Dataset records:
◇ ◇ ◇ ◇ ◇

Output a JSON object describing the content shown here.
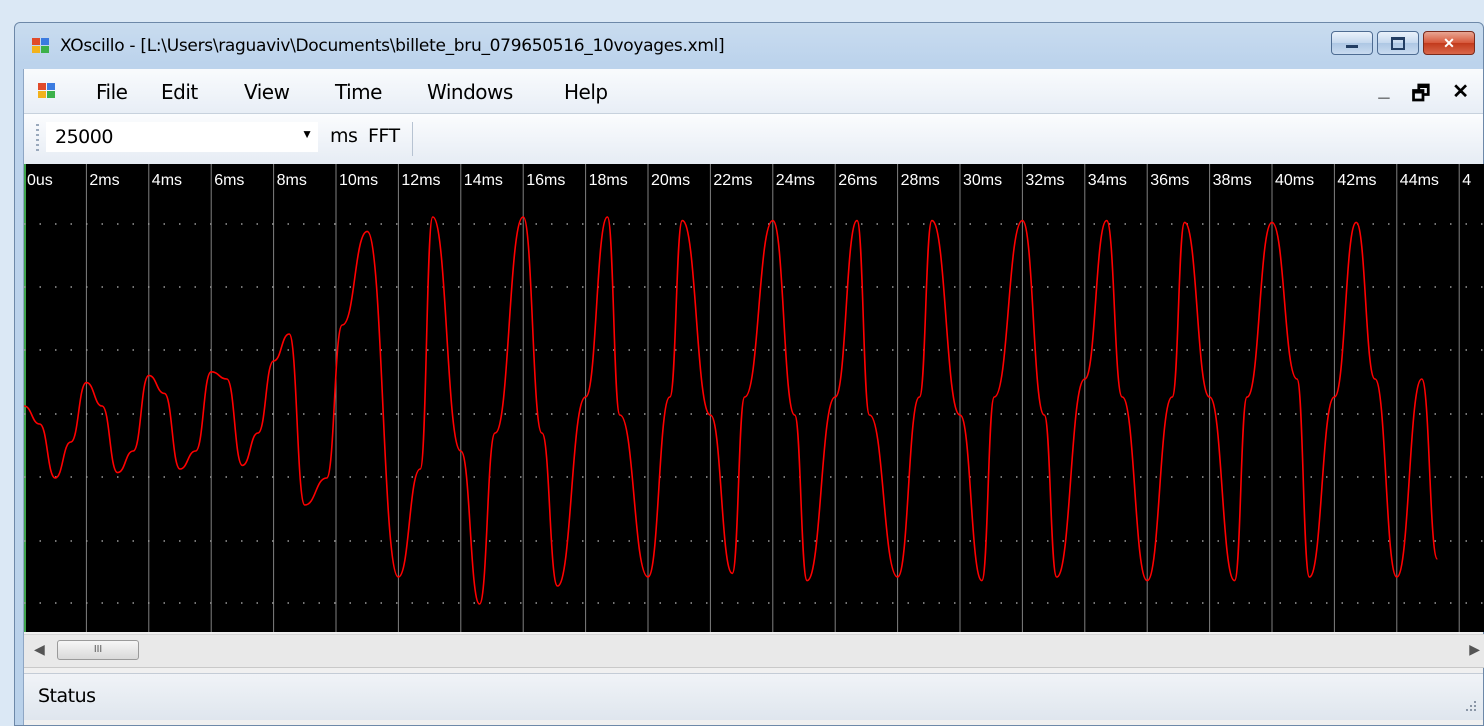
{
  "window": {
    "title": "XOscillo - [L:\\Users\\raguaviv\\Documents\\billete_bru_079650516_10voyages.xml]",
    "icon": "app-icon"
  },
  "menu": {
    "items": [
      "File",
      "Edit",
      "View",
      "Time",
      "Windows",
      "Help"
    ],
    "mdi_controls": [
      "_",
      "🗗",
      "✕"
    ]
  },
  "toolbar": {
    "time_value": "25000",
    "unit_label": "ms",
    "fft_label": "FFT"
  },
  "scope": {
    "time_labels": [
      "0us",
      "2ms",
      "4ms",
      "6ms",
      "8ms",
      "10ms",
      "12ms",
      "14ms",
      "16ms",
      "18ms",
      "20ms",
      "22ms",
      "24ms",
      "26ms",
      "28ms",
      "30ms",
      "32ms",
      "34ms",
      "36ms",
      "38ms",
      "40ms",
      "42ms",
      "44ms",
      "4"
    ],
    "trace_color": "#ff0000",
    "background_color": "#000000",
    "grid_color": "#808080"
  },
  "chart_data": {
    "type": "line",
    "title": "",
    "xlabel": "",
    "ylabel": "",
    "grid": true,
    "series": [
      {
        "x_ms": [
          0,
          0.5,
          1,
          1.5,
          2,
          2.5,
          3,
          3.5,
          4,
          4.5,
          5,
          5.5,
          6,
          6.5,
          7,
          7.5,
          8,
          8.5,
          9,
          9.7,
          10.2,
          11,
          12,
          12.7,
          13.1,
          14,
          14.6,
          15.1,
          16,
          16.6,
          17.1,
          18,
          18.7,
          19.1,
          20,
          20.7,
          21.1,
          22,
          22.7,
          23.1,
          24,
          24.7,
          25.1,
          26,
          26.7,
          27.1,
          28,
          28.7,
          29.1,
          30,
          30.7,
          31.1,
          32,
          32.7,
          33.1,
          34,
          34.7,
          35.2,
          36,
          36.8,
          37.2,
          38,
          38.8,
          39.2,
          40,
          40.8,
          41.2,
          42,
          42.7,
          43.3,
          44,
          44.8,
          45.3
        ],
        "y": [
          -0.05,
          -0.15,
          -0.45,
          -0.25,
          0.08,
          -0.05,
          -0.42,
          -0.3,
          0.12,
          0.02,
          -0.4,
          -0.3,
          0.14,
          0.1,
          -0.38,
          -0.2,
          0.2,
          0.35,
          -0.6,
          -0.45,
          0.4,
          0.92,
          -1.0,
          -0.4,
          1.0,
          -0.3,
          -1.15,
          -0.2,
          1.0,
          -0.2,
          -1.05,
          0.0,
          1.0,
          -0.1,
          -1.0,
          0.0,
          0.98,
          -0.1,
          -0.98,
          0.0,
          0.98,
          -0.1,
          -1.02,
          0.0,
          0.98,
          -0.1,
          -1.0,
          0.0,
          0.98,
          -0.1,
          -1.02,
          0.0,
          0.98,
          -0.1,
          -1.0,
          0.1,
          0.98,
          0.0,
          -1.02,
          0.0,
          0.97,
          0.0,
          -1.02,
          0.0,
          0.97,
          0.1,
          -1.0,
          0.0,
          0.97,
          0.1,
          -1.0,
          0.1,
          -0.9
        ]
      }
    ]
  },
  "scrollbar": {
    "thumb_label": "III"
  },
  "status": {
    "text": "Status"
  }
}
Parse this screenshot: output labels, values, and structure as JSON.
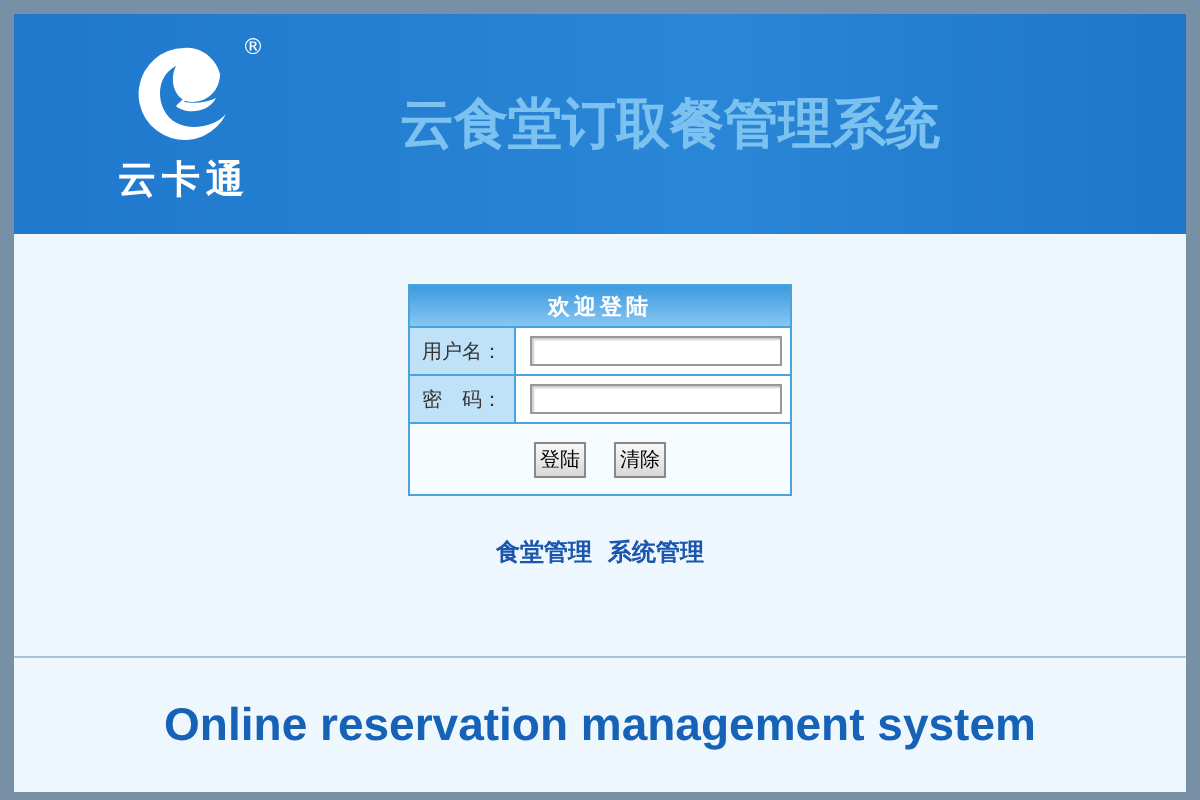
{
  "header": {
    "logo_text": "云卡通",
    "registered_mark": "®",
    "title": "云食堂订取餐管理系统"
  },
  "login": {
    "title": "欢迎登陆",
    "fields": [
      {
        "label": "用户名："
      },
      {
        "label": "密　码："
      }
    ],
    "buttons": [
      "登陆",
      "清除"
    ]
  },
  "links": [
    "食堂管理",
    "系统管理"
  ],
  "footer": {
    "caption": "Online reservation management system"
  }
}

◇ ◇ ◇ ◇ ◇

→ **Task**
Leave the pictures out, and please copy only the lines from the one with "Parse this screenshot: output" through the end of the listing.

→ **Exercise response**
Parse this screenshot: output labels, values, and structure as JSON.
{
  "header": {
    "logo_text": "云卡通",
    "registered_mark": "®",
    "title": "云食堂订取餐管理系统"
  },
  "login": {
    "title": "欢迎登陆",
    "fields": [
      {
        "label": "用户名："
      },
      {
        "label": "密　码："
      }
    ],
    "buttons": [
      "登陆",
      "清除"
    ]
  },
  "links": [
    "食堂管理",
    "系统管理"
  ],
  "footer": {
    "caption": "Online reservation management system"
  }
}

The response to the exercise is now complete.